• Reading text:
··········
Disastrous Mechanism of Water Discharge in Abandoned Gob above the Stope in Mining Extra-Thick Coal Seam

Haixiao Lin,¹Feng Yang,¹Zhengzheng Cao,¹Yue Wang,¹and Xiaojian Jiao^1,2

Academic Editor: Guanglei Zhang

Received09 Jan 2021

Revised07 Feb 2021

Accepted20 Feb 2021

Published04 Mar 2021

Abstract

The Datong mining area is a typical double system coal seam mining area in China, where the Jurassic and Carboniferous coal seams are mined simultaneously. The upper Jurassic coal seam has been largely mined, leaving a large amount of gob area. Besides, a large amount of harmful water is accumulated. With the exploitation of the 3-5# extra-thick coal seam in the Carboniferous system, the scope of overburden damage is greatly increasing, and the mining fracture field is further developed. Once the mining-induced fractures connect with the overlying gob, it is easy to induce the water discharge disaster. With the mining geological conditions of the 8202 working face in the Tongxin coal mine as references, the disastrous mechanism of water discharge in the abandoned gob above the stope in the mining extra-thick coal seam is researched by numerical simulation with the UDEC numerical software, and the research results are obtained. The water in the overlying gob percolates through the mining-induced fractures in the higher key layer forming a “shower” seepage pattern. The water in the above gob converges in the key fracture channel, flowing into the working face. The seepage in the fractures in the high key stratum experiences the process of increase, decrease, and stabilization, related with the stretching and extrusion deformation between the high key stratum blocks. Compared with other fractures, the flow rates in the No.2 and No.4 fractures in the far field key lay are larger, because the fractures are in the tension state, forming the “saddle-shaped” flow pattern. The influencing distance of mining-induced seepage is about 80 m in front of the working face. The research results provide a guided reference for the prediction and prevention of water discharge disaster in an abandoned gob above the stope in a mining extra-thick coal seam.
··········
• Written problem 1: For each statement, say whether it agrees with the abstract on water discharge from abandoned gob, answering yes or no and quoting the deciding words from the abstract: (a) Mining-induced seepage has an influencing distance of about 80 m in front of the working face. (b) The study relied on field measurements rather than numerical simulation. (c) The No.2 and No.4 fractures have smaller flow rates than the other fractures.
The abstract and the rows have no connection to each other.
··········
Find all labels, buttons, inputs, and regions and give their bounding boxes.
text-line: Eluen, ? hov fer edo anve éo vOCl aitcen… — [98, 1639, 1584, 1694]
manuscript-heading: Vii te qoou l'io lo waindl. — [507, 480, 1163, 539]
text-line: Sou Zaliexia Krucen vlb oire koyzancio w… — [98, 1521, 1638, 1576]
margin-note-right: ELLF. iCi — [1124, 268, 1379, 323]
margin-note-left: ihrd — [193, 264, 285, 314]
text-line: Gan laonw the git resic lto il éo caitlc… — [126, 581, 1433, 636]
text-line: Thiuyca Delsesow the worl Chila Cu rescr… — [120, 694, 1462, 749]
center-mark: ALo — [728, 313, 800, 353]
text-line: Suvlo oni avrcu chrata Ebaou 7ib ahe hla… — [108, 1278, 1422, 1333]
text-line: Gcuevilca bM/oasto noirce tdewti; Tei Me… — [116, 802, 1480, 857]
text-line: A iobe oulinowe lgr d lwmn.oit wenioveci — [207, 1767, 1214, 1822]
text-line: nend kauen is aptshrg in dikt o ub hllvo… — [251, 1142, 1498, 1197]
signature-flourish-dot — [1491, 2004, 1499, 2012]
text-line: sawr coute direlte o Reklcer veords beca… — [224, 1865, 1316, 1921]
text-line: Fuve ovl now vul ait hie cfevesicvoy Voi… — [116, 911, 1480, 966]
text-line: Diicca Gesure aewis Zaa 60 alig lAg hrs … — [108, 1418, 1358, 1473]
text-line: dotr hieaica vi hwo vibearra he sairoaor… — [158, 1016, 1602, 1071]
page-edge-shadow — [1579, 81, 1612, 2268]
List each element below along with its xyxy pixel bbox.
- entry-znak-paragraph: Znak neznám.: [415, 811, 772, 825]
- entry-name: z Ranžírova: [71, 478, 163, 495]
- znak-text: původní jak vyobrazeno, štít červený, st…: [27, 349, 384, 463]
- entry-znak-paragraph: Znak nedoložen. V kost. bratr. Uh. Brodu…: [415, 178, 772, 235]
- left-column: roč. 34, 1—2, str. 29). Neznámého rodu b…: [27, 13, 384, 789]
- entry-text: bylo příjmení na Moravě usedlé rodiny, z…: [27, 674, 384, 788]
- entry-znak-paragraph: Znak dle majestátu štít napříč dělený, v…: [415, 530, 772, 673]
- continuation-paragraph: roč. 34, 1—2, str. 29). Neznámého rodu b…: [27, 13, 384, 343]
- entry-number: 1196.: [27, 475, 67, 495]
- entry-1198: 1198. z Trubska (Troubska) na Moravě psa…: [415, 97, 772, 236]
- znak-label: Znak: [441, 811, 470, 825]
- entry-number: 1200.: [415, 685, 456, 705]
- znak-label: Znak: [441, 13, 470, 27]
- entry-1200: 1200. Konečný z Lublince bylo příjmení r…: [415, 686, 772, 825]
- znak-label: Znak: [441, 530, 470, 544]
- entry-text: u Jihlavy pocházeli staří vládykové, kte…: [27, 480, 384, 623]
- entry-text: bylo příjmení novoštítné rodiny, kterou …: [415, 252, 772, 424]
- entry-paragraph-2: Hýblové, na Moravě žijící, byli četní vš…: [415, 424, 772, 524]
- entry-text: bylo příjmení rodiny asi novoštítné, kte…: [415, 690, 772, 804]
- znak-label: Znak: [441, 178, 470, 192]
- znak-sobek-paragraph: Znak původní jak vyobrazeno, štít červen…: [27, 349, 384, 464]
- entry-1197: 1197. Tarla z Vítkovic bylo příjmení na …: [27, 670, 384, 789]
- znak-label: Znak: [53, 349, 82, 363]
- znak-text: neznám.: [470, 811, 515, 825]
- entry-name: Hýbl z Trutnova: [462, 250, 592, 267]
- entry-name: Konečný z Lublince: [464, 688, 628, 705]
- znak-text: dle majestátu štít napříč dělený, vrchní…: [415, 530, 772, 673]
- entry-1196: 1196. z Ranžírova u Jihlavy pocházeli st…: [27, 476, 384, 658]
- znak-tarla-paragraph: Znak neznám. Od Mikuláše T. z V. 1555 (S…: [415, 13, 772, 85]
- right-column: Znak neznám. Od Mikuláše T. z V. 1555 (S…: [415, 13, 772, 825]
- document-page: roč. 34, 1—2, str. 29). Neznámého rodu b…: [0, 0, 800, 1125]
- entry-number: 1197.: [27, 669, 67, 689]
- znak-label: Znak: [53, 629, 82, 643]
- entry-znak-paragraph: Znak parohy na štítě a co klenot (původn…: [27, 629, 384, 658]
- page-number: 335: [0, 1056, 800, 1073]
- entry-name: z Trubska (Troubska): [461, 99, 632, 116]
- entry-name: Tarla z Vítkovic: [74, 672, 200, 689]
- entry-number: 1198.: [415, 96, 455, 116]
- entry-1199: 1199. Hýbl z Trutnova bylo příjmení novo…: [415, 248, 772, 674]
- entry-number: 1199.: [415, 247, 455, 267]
··········
• Written problem 2: Convert the rows into a JSON list of strings with one string per line, leaving out blank lines. Cover only the stretch from the first row through the row containing "text-line: Fuve ovl", with both ends included.

• Correct response 1:
(a) Yes: "The influencing distance of mining-induced seepage is about 80 m in front of the working face."
(b) No: "is researched by numerical simulation with the UDEC numerical software"
(c) No: "the flow rates in the No.2 and No.4 fractures in the far field key lay are larger"

• Correct response 2:
[
  "Find all labels, buttons, inputs, and regions and give their bounding boxes.",
  "text-line: Eluen, ? hov fer edo anve éo vOCl aitcen… — [98, 1639, 1584, 1694]",
  "manuscript-heading: Vii te qoou l'io lo waindl. — [507, 480, 1163, 539]",
  "text-line: Sou Zaliexia Krucen vlb oire koyzancio w… — [98, 1521, 1638, 1576]",
  "margin-note-right: ELLF. iCi — [1124, 268, 1379, 323]",
  "margin-note-left: ihrd — [193, 264, 285, 314]",
  "text-line: Gan laonw the git resic lto il éo caitlc… — [126, 581, 1433, 636]",
  "text-line: Thiuyca Delsesow the worl Chila Cu rescr… — [120, 694, 1462, 749]",
  "center-mark: ALo — [728, 313, 800, 353]",
  "text-line: Suvlo oni avrcu chrata Ebaou 7ib ahe hla… — [108, 1278, 1422, 1333]",
  "text-line: Gcuevilca bM/oasto noirce tdewti; Tei Me… — [116, 802, 1480, 857]",
  "text-line: A iobe oulinowe lgr d lwmn.oit wenioveci — [207, 1767, 1214, 1822]",
  "text-line: nend kauen is aptshrg in dikt o ub hllvo… — [251, 1142, 1498, 1197]",
  "signature-flourish-dot — [1491, 2004, 1499, 2012]",
  "text-line: sawr coute direlte o Reklcer veords beca… — [224, 1865, 1316, 1921]",
  "text-line: Fuve ovl now vul ait hie cfevesicvoy Voi… — [116, 911, 1480, 966]"
]